Task data:
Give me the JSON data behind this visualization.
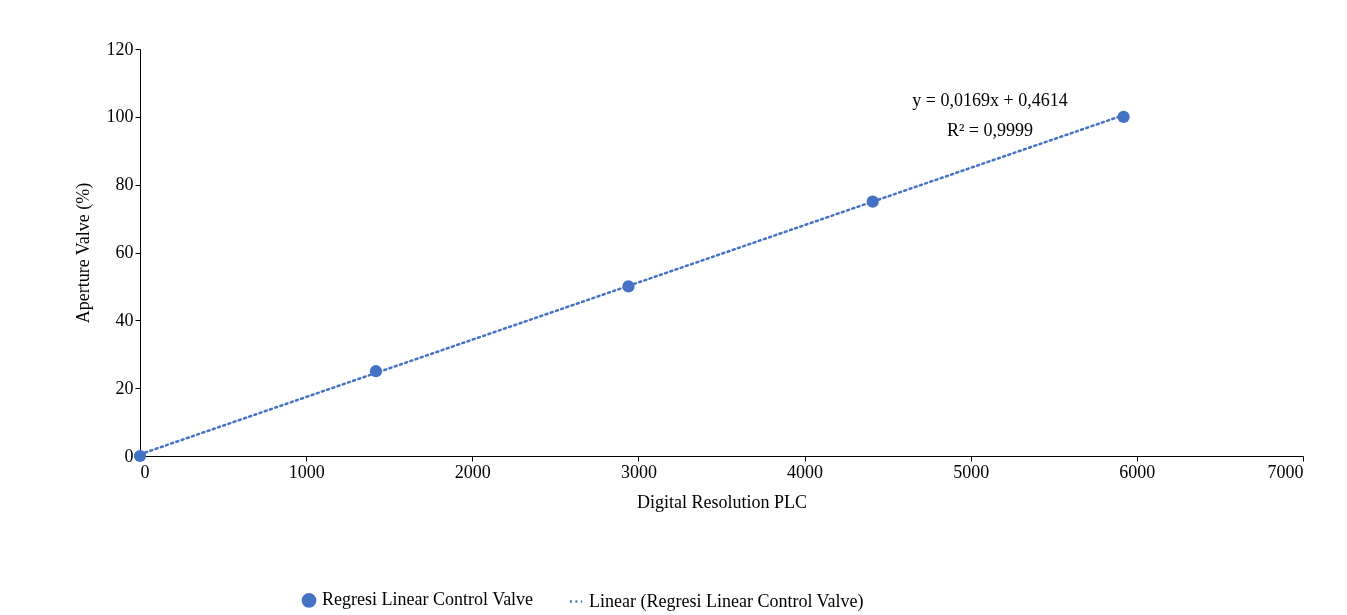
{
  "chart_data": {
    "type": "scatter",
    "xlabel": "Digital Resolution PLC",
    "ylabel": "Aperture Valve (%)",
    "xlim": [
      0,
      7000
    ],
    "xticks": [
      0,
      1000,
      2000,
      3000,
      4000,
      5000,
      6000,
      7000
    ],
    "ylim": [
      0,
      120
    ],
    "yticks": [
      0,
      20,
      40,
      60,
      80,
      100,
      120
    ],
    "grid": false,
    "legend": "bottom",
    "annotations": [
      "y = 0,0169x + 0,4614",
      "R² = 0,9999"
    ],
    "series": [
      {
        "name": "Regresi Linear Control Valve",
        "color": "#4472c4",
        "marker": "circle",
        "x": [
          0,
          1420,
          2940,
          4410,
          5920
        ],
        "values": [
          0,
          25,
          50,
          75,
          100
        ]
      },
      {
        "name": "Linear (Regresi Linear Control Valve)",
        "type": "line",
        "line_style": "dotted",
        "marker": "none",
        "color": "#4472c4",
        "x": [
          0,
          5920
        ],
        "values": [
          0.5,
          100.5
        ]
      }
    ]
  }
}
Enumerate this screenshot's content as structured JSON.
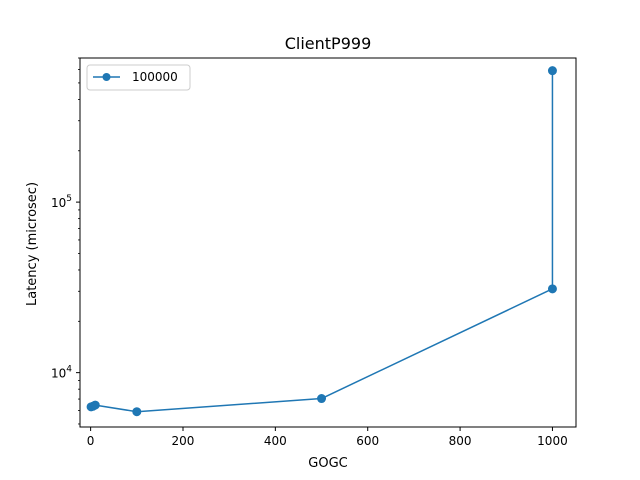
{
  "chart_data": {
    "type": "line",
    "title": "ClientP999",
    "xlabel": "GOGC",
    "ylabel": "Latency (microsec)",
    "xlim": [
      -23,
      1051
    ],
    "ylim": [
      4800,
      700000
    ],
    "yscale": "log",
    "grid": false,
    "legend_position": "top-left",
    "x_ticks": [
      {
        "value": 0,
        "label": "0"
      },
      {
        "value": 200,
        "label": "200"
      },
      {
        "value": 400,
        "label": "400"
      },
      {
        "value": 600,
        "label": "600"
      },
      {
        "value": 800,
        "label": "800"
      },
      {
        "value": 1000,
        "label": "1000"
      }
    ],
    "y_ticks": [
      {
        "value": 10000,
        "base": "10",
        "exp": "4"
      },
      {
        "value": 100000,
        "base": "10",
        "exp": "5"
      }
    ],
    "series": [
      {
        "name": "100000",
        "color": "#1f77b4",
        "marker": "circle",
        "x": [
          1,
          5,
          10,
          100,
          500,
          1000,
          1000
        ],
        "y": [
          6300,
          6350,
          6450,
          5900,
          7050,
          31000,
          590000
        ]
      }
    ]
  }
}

What the task requires: Repeat the material above in full and unchanged, minus its images.

Solved exercise:
Give me the JSON data behind this visualization.
{
  "chart_data": {
    "type": "scatter",
    "xlabel": "Digital Resolution PLC",
    "ylabel": "Aperture Valve (%)",
    "xlim": [
      0,
      7000
    ],
    "xticks": [
      0,
      1000,
      2000,
      3000,
      4000,
      5000,
      6000,
      7000
    ],
    "ylim": [
      0,
      120
    ],
    "yticks": [
      0,
      20,
      40,
      60,
      80,
      100,
      120
    ],
    "grid": false,
    "legend": "bottom",
    "annotations": [
      "y = 0,0169x + 0,4614",
      "R² = 0,9999"
    ],
    "series": [
      {
        "name": "Regresi Linear Control Valve",
        "color": "#4472c4",
        "marker": "circle",
        "x": [
          0,
          1420,
          2940,
          4410,
          5920
        ],
        "values": [
          0,
          25,
          50,
          75,
          100
        ]
      },
      {
        "name": "Linear (Regresi Linear Control Valve)",
        "type": "line",
        "line_style": "dotted",
        "marker": "none",
        "color": "#4472c4",
        "x": [
          0,
          5920
        ],
        "values": [
          0.5,
          100.5
        ]
      }
    ]
  }
}
Enumerate this screenshot's content as structured JSON.
{
  "chart_data": {
    "type": "line",
    "title": "ClientP999",
    "xlabel": "GOGC",
    "ylabel": "Latency (microsec)",
    "xlim": [
      -23,
      1051
    ],
    "ylim": [
      4800,
      700000
    ],
    "yscale": "log",
    "grid": false,
    "legend_position": "top-left",
    "x_ticks": [
      {
        "value": 0,
        "label": "0"
      },
      {
        "value": 200,
        "label": "200"
      },
      {
        "value": 400,
        "label": "400"
      },
      {
        "value": 600,
        "label": "600"
      },
      {
        "value": 800,
        "label": "800"
      },
      {
        "value": 1000,
        "label": "1000"
      }
    ],
    "y_ticks": [
      {
        "value": 10000,
        "base": "10",
        "exp": "4"
      },
      {
        "value": 100000,
        "base": "10",
        "exp": "5"
      }
    ],
    "series": [
      {
        "name": "100000",
        "color": "#1f77b4",
        "marker": "circle",
        "x": [
          1,
          5,
          10,
          100,
          500,
          1000,
          1000
        ],
        "y": [
          6300,
          6350,
          6450,
          5900,
          7050,
          31000,
          590000
        ]
      }
    ]
  }
}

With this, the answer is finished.